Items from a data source

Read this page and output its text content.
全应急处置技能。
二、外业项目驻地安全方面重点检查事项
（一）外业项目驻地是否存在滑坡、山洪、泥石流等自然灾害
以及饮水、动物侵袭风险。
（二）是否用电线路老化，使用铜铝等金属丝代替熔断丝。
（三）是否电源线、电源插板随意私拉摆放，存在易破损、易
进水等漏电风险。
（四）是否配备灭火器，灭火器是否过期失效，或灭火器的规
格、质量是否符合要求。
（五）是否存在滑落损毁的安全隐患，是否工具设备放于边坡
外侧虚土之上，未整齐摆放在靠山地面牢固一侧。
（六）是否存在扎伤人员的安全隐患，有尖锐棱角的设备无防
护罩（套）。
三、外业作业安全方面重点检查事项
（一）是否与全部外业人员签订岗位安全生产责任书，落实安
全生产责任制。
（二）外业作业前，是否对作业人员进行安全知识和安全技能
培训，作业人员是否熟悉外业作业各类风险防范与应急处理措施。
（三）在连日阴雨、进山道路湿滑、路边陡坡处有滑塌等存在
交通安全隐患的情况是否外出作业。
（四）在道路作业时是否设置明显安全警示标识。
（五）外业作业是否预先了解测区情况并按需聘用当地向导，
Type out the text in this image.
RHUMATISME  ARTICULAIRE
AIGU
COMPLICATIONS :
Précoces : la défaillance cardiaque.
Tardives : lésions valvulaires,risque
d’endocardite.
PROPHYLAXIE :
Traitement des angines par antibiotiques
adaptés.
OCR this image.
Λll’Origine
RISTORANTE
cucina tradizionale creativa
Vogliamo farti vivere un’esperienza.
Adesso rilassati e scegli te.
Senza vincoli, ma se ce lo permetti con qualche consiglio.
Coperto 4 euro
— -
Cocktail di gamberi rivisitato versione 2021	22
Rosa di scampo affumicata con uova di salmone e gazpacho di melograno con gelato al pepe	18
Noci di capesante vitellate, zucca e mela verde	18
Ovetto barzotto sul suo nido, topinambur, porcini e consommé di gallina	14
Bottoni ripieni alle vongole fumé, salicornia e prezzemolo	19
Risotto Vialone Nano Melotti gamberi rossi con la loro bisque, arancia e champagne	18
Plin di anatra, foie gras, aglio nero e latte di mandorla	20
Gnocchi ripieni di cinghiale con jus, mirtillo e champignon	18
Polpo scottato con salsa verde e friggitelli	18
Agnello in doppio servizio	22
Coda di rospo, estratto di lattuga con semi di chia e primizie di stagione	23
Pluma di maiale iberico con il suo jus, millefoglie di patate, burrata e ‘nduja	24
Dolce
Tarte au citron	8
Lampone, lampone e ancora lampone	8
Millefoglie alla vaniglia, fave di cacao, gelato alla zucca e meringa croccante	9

- Stated problem
Pick out lines containing the word "verde", each one as written.

- Solution for this task
Noci di capesante vitellate, zucca e mela verde	18
Polpo scottato con salsa verde e friggitelli	18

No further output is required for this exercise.